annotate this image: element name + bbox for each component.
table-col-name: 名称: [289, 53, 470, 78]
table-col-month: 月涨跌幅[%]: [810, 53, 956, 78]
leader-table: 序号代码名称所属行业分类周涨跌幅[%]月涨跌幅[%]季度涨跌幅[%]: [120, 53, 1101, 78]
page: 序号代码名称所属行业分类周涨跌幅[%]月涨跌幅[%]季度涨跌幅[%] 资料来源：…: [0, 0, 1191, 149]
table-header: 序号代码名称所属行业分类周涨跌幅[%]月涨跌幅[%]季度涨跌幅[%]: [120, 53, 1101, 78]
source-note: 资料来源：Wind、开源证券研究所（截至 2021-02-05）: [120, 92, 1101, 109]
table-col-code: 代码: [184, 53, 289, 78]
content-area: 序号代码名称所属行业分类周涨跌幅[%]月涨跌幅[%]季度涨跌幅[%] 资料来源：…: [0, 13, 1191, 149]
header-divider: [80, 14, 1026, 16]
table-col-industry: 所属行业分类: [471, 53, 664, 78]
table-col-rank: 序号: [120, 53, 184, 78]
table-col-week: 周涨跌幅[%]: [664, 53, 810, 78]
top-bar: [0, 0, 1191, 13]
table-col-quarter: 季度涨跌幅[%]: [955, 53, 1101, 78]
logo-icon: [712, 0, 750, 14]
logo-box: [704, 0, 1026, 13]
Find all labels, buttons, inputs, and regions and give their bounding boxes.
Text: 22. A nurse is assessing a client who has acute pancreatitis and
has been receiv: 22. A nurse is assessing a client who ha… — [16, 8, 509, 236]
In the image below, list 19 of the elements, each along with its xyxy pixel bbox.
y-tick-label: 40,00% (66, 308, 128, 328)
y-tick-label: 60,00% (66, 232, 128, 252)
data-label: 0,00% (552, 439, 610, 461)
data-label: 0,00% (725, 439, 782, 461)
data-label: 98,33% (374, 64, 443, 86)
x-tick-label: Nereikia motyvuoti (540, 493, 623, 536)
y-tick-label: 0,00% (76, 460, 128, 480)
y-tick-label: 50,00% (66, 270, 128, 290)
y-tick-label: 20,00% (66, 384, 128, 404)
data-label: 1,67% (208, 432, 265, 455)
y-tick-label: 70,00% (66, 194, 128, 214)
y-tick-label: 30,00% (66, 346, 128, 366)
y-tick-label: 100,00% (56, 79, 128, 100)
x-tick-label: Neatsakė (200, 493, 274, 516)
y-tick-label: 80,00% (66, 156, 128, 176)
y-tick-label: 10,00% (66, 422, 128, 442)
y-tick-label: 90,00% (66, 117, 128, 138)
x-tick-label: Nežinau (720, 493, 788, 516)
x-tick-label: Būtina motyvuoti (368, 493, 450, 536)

**Problem description:**
Extract every line from the records above that contains the word "motyvuoti", treating uppercase and lowercase letters as different.

**Result of this exercise:**
x-tick-label: Nereikia motyvuoti (540, 493, 623, 536)
x-tick-label: Būtina motyvuoti (368, 493, 450, 536)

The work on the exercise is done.